Every entry below should be printed exactly, without its images.

- Dataset entries -
____

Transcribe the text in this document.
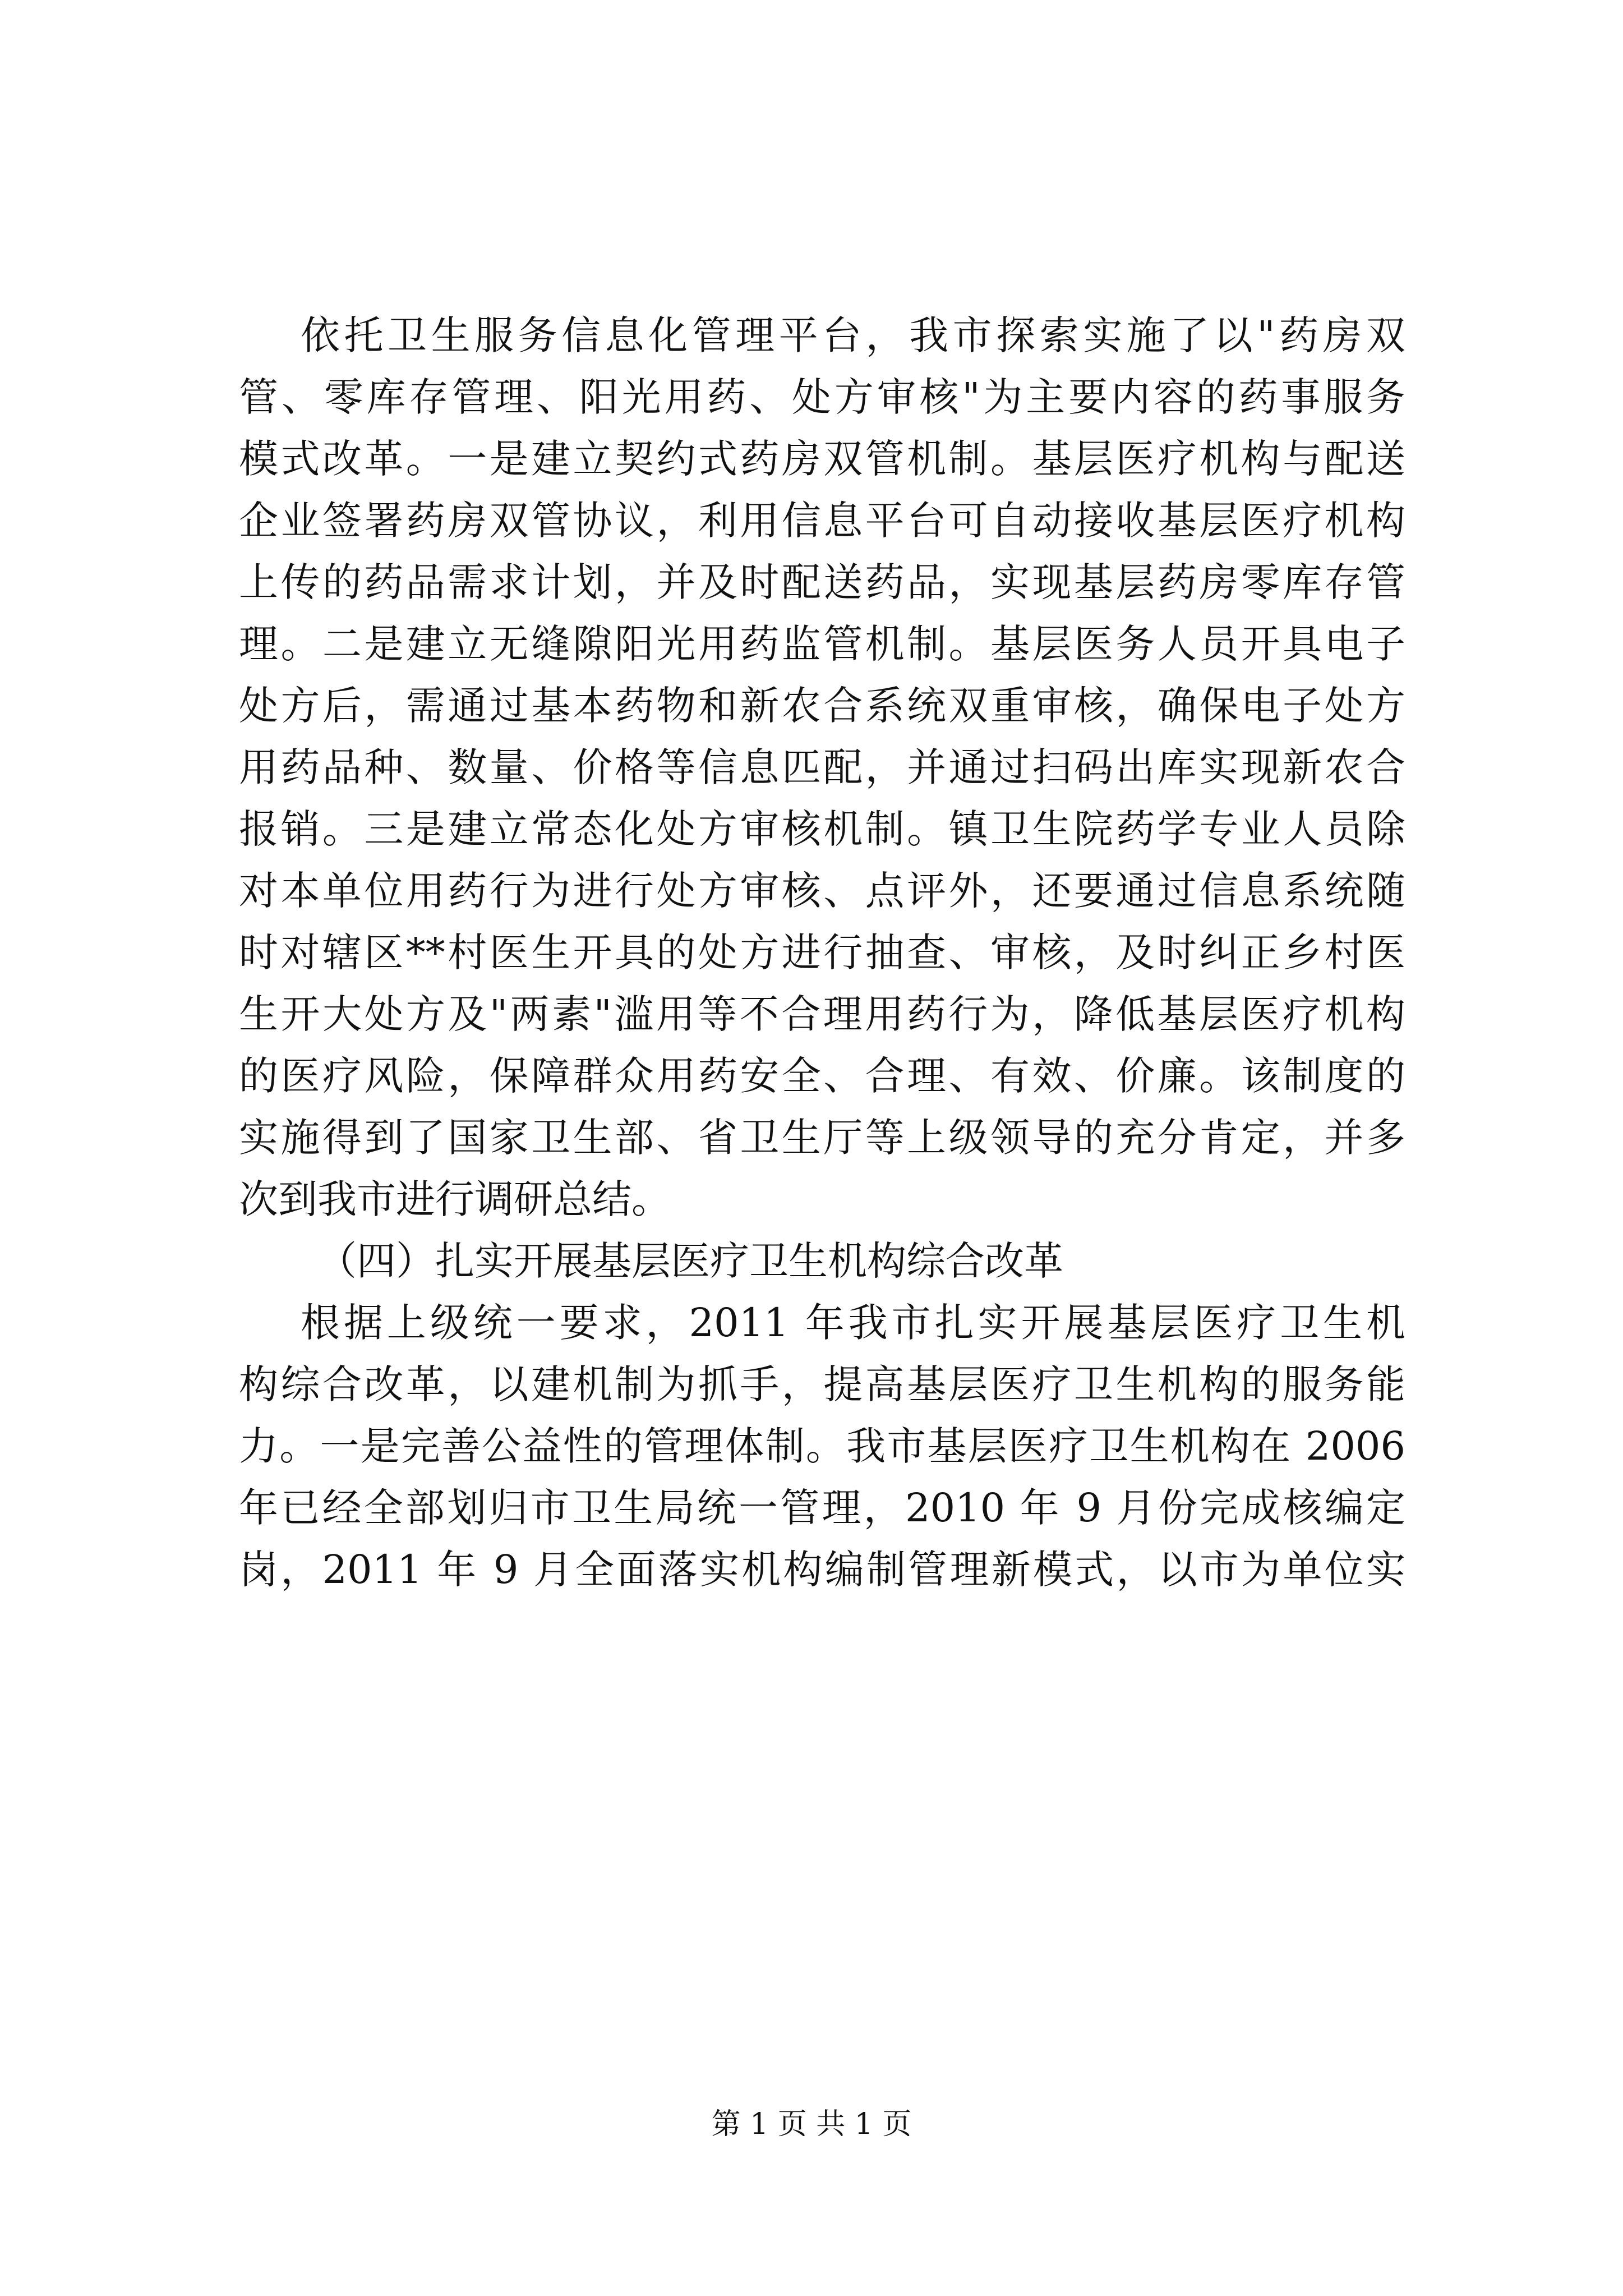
依托卫生服务信息化管理平台，我市探索实施了以"药房双
管、零库存管理、阳光用药、处方审核"为主要内容的药事服务
模式改革。一是建立契约式药房双管机制。基层医疗机构与配送
企业签署药房双管协议，利用信息平台可自动接收基层医疗机构
上传的药品需求计划，并及时配送药品，实现基层药房零库存管
理。二是建立无缝隙阳光用药监管机制。基层医务人员开具电子
处方后，需通过基本药物和新农合系统双重审核，确保电子处方
用药品种、数量、价格等信息匹配，并通过扫码出库实现新农合
报销。三是建立常态化处方审核机制。镇卫生院药学专业人员除
对本单位用药行为进行处方审核、点评外，还要通过信息系统随
时对辖区**村医生开具的处方进行抽查、审核，及时纠正乡村医
生开大处方及"两素"滥用等不合理用药行为，降低基层医疗机构
的医疗风险，保障群众用药安全、合理、有效、价廉。该制度的
实施得到了国家卫生部、省卫生厅等上级领导的充分肯定，并多
次到我市进行调研总结。
（四）扎实开展基层医疗卫生机构综合改革
根据上级统一要求，2011 年我市扎实开展基层医疗卫生机
构综合改革，以建机制为抓手，提高基层医疗卫生机构的服务能
力。一是完善公益性的管理体制。我市基层医疗卫生机构在 2006
年已经全部划归市卫生局统一管理，2010 年 9 月份完成核编定
岗，2011 年 9 月全面落实机构编制管理新模式，以市为单位实
第 1 页 共 1 页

____

- WRITTEN ANSWER -
Transcribe the text in this document.
依托卫生服务信息化管理平台，我市探索实施了以"药房双
管、零库存管理、阳光用药、处方审核"为主要内容的药事服务
模式改革。一是建立契约式药房双管机制。基层医疗机构与配送
企业签署药房双管协议，利用信息平台可自动接收基层医疗机构
上传的药品需求计划，并及时配送药品，实现基层药房零库存管
理。二是建立无缝隙阳光用药监管机制。基层医务人员开具电子
处方后，需通过基本药物和新农合系统双重审核，确保电子处方
用药品种、数量、价格等信息匹配，并通过扫码出库实现新农合
报销。三是建立常态化处方审核机制。镇卫生院药学专业人员除
对本单位用药行为进行处方审核、点评外，还要通过信息系统随
时对辖区**村医生开具的处方进行抽查、审核，及时纠正乡村医
生开大处方及"两素"滥用等不合理用药行为，降低基层医疗机构
的医疗风险，保障群众用药安全、合理、有效、价廉。该制度的
实施得到了国家卫生部、省卫生厅等上级领导的充分肯定，并多
次到我市进行调研总结。
（四）扎实开展基层医疗卫生机构综合改革
根据上级统一要求，2011 年我市扎实开展基层医疗卫生机
构综合改革，以建机制为抓手，提高基层医疗卫生机构的服务能
力。一是完善公益性的管理体制。我市基层医疗卫生机构在 2006
年已经全部划归市卫生局统一管理，2010 年 9 月份完成核编定
岗，2011 年 9 月全面落实机构编制管理新模式，以市为单位实
第 1 页 共 1 页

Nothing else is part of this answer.